-- START --

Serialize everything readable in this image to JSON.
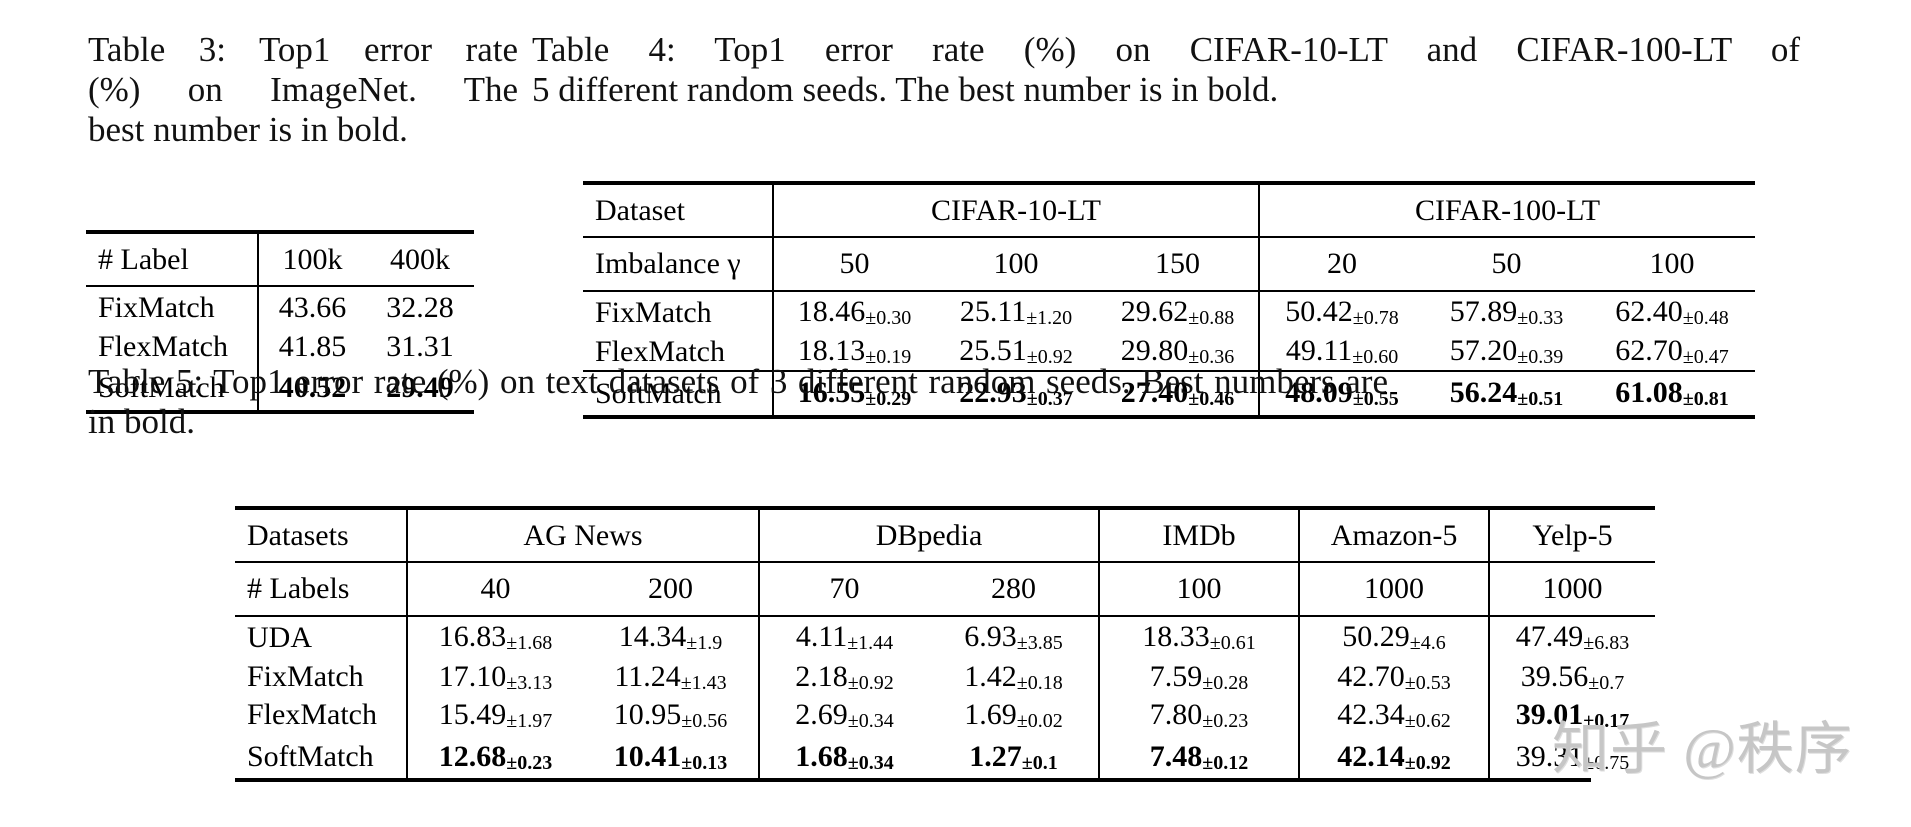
{
  "watermark": {
    "text": "知乎 @秩序",
    "color": "#c6c6c6"
  },
  "rule_color": "#000000",
  "table3": {
    "caption_lines": [
      "Table 3: Top1 error rate",
      "(%) on ImageNet. The",
      "best number is in bold."
    ],
    "header": {
      "label": "# Label",
      "cols": [
        "100k",
        "400k"
      ]
    },
    "rows": [
      {
        "method": "FixMatch",
        "cells": [
          {
            "v": "43.66"
          },
          {
            "v": "32.28"
          }
        ]
      },
      {
        "method": "FlexMatch",
        "cells": [
          {
            "v": "41.85"
          },
          {
            "v": "31.31"
          }
        ]
      },
      {
        "method": "SoftMatch",
        "cells": [
          {
            "v": "40.52",
            "bold": true
          },
          {
            "v": "29.49",
            "bold": true
          }
        ]
      }
    ]
  },
  "table4": {
    "caption_lines": [
      "Table 4: Top1 error rate (%) on CIFAR-10-LT and CIFAR-100-LT of",
      "5 different random seeds. The best number is in bold."
    ],
    "group_row": {
      "label": "Dataset",
      "groups": [
        {
          "label": "CIFAR-10-LT",
          "span": 3
        },
        {
          "label": "CIFAR-100-LT",
          "span": 3
        }
      ]
    },
    "header": {
      "label": "Imbalance γ",
      "cols": [
        "50",
        "100",
        "150",
        "20",
        "50",
        "100"
      ]
    },
    "rows": [
      {
        "method": "FixMatch",
        "cells": [
          {
            "v": "18.46",
            "pm": "0.30"
          },
          {
            "v": "25.11",
            "pm": "1.20"
          },
          {
            "v": "29.62",
            "pm": "0.88"
          },
          {
            "v": "50.42",
            "pm": "0.78"
          },
          {
            "v": "57.89",
            "pm": "0.33"
          },
          {
            "v": "62.40",
            "pm": "0.48"
          }
        ]
      },
      {
        "method": "FlexMatch",
        "cells": [
          {
            "v": "18.13",
            "pm": "0.19"
          },
          {
            "v": "25.51",
            "pm": "0.92"
          },
          {
            "v": "29.80",
            "pm": "0.36"
          },
          {
            "v": "49.11",
            "pm": "0.60"
          },
          {
            "v": "57.20",
            "pm": "0.39"
          },
          {
            "v": "62.70",
            "pm": "0.47"
          }
        ]
      },
      {
        "method": "SoftMatch",
        "rule_above": true,
        "cells": [
          {
            "v": "16.55",
            "pm": "0.29",
            "bold": true
          },
          {
            "v": "22.93",
            "pm": "0.37",
            "bold": true
          },
          {
            "v": "27.40",
            "pm": "0.46",
            "bold": true
          },
          {
            "v": "48.09",
            "pm": "0.55",
            "bold": true
          },
          {
            "v": "56.24",
            "pm": "0.51",
            "bold": true
          },
          {
            "v": "61.08",
            "pm": "0.81",
            "bold": true
          }
        ]
      }
    ]
  },
  "table5": {
    "caption_lines": [
      "Table 5: Top1 error rate (%) on text datasets of 3 different random seeds. Best numbers are in bold."
    ],
    "group_row": {
      "label": "Datasets",
      "groups": [
        {
          "label": "AG News",
          "span": 2
        },
        {
          "label": "DBpedia",
          "span": 2
        },
        {
          "label": "IMDb",
          "span": 1
        },
        {
          "label": "Amazon-5",
          "span": 1
        },
        {
          "label": "Yelp-5",
          "span": 1
        }
      ]
    },
    "header": {
      "label": "# Labels",
      "cols": [
        "40",
        "200",
        "70",
        "280",
        "100",
        "1000",
        "1000"
      ]
    },
    "rows": [
      {
        "method": "UDA",
        "cells": [
          {
            "v": "16.83",
            "pm": "1.68"
          },
          {
            "v": "14.34",
            "pm": "1.9"
          },
          {
            "v": "4.11",
            "pm": "1.44"
          },
          {
            "v": "6.93",
            "pm": "3.85"
          },
          {
            "v": "18.33",
            "pm": "0.61"
          },
          {
            "v": "50.29",
            "pm": "4.6"
          },
          {
            "v": "47.49",
            "pm": "6.83"
          }
        ]
      },
      {
        "method": "FixMatch",
        "cells": [
          {
            "v": "17.10",
            "pm": "3.13"
          },
          {
            "v": "11.24",
            "pm": "1.43"
          },
          {
            "v": "2.18",
            "pm": "0.92"
          },
          {
            "v": "1.42",
            "pm": "0.18"
          },
          {
            "v": "7.59",
            "pm": "0.28"
          },
          {
            "v": "42.70",
            "pm": "0.53"
          },
          {
            "v": "39.56",
            "pm": "0.7"
          }
        ]
      },
      {
        "method": "FlexMatch",
        "cells": [
          {
            "v": "15.49",
            "pm": "1.97"
          },
          {
            "v": "10.95",
            "pm": "0.56"
          },
          {
            "v": "2.69",
            "pm": "0.34"
          },
          {
            "v": "1.69",
            "pm": "0.02"
          },
          {
            "v": "7.80",
            "pm": "0.23"
          },
          {
            "v": "42.34",
            "pm": "0.62"
          },
          {
            "v": "39.01",
            "pm": "0.17",
            "bold": true
          }
        ]
      },
      {
        "method": "SoftMatch",
        "cells": [
          {
            "v": "12.68",
            "pm": "0.23",
            "bold": true
          },
          {
            "v": "10.41",
            "pm": "0.13",
            "bold": true
          },
          {
            "v": "1.68",
            "pm": "0.34",
            "bold": true
          },
          {
            "v": "1.27",
            "pm": "0.1",
            "bold": true
          },
          {
            "v": "7.48",
            "pm": "0.12",
            "bold": true
          },
          {
            "v": "42.14",
            "pm": "0.92",
            "bold": true
          },
          {
            "v": "39.31",
            "pm": "0.75"
          }
        ]
      }
    ]
  }
}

-- END --

▸ **Work required**: Omit every picture, then repeat the remaining data exactly as it appears above.

▸ **Response**:
Serialize everything readable in this image to JSON.
{
  "watermark": {
    "text": "知乎 @秩序",
    "color": "#c6c6c6"
  },
  "rule_color": "#000000",
  "table3": {
    "caption_lines": [
      "Table 3: Top1 error rate",
      "(%) on ImageNet. The",
      "best number is in bold."
    ],
    "header": {
      "label": "# Label",
      "cols": [
        "100k",
        "400k"
      ]
    },
    "rows": [
      {
        "method": "FixMatch",
        "cells": [
          {
            "v": "43.66"
          },
          {
            "v": "32.28"
          }
        ]
      },
      {
        "method": "FlexMatch",
        "cells": [
          {
            "v": "41.85"
          },
          {
            "v": "31.31"
          }
        ]
      },
      {
        "method": "SoftMatch",
        "cells": [
          {
            "v": "40.52",
            "bold": true
          },
          {
            "v": "29.49",
            "bold": true
          }
        ]
      }
    ]
  },
  "table4": {
    "caption_lines": [
      "Table 4: Top1 error rate (%) on CIFAR-10-LT and CIFAR-100-LT of",
      "5 different random seeds. The best number is in bold."
    ],
    "group_row": {
      "label": "Dataset",
      "groups": [
        {
          "label": "CIFAR-10-LT",
          "span": 3
        },
        {
          "label": "CIFAR-100-LT",
          "span": 3
        }
      ]
    },
    "header": {
      "label": "Imbalance γ",
      "cols": [
        "50",
        "100",
        "150",
        "20",
        "50",
        "100"
      ]
    },
    "rows": [
      {
        "method": "FixMatch",
        "cells": [
          {
            "v": "18.46",
            "pm": "0.30"
          },
          {
            "v": "25.11",
            "pm": "1.20"
          },
          {
            "v": "29.62",
            "pm": "0.88"
          },
          {
            "v": "50.42",
            "pm": "0.78"
          },
          {
            "v": "57.89",
            "pm": "0.33"
          },
          {
            "v": "62.40",
            "pm": "0.48"
          }
        ]
      },
      {
        "method": "FlexMatch",
        "cells": [
          {
            "v": "18.13",
            "pm": "0.19"
          },
          {
            "v": "25.51",
            "pm": "0.92"
          },
          {
            "v": "29.80",
            "pm": "0.36"
          },
          {
            "v": "49.11",
            "pm": "0.60"
          },
          {
            "v": "57.20",
            "pm": "0.39"
          },
          {
            "v": "62.70",
            "pm": "0.47"
          }
        ]
      },
      {
        "method": "SoftMatch",
        "rule_above": true,
        "cells": [
          {
            "v": "16.55",
            "pm": "0.29",
            "bold": true
          },
          {
            "v": "22.93",
            "pm": "0.37",
            "bold": true
          },
          {
            "v": "27.40",
            "pm": "0.46",
            "bold": true
          },
          {
            "v": "48.09",
            "pm": "0.55",
            "bold": true
          },
          {
            "v": "56.24",
            "pm": "0.51",
            "bold": true
          },
          {
            "v": "61.08",
            "pm": "0.81",
            "bold": true
          }
        ]
      }
    ]
  },
  "table5": {
    "caption_lines": [
      "Table 5: Top1 error rate (%) on text datasets of 3 different random seeds. Best numbers are in bold."
    ],
    "group_row": {
      "label": "Datasets",
      "groups": [
        {
          "label": "AG News",
          "span": 2
        },
        {
          "label": "DBpedia",
          "span": 2
        },
        {
          "label": "IMDb",
          "span": 1
        },
        {
          "label": "Amazon-5",
          "span": 1
        },
        {
          "label": "Yelp-5",
          "span": 1
        }
      ]
    },
    "header": {
      "label": "# Labels",
      "cols": [
        "40",
        "200",
        "70",
        "280",
        "100",
        "1000",
        "1000"
      ]
    },
    "rows": [
      {
        "method": "UDA",
        "cells": [
          {
            "v": "16.83",
            "pm": "1.68"
          },
          {
            "v": "14.34",
            "pm": "1.9"
          },
          {
            "v": "4.11",
            "pm": "1.44"
          },
          {
            "v": "6.93",
            "pm": "3.85"
          },
          {
            "v": "18.33",
            "pm": "0.61"
          },
          {
            "v": "50.29",
            "pm": "4.6"
          },
          {
            "v": "47.49",
            "pm": "6.83"
          }
        ]
      },
      {
        "method": "FixMatch",
        "cells": [
          {
            "v": "17.10",
            "pm": "3.13"
          },
          {
            "v": "11.24",
            "pm": "1.43"
          },
          {
            "v": "2.18",
            "pm": "0.92"
          },
          {
            "v": "1.42",
            "pm": "0.18"
          },
          {
            "v": "7.59",
            "pm": "0.28"
          },
          {
            "v": "42.70",
            "pm": "0.53"
          },
          {
            "v": "39.56",
            "pm": "0.7"
          }
        ]
      },
      {
        "method": "FlexMatch",
        "cells": [
          {
            "v": "15.49",
            "pm": "1.97"
          },
          {
            "v": "10.95",
            "pm": "0.56"
          },
          {
            "v": "2.69",
            "pm": "0.34"
          },
          {
            "v": "1.69",
            "pm": "0.02"
          },
          {
            "v": "7.80",
            "pm": "0.23"
          },
          {
            "v": "42.34",
            "pm": "0.62"
          },
          {
            "v": "39.01",
            "pm": "0.17",
            "bold": true
          }
        ]
      },
      {
        "method": "SoftMatch",
        "cells": [
          {
            "v": "12.68",
            "pm": "0.23",
            "bold": true
          },
          {
            "v": "10.41",
            "pm": "0.13",
            "bold": true
          },
          {
            "v": "1.68",
            "pm": "0.34",
            "bold": true
          },
          {
            "v": "1.27",
            "pm": "0.1",
            "bold": true
          },
          {
            "v": "7.48",
            "pm": "0.12",
            "bold": true
          },
          {
            "v": "42.14",
            "pm": "0.92",
            "bold": true
          },
          {
            "v": "39.31",
            "pm": "0.75"
          }
        ]
      }
    ]
  }
}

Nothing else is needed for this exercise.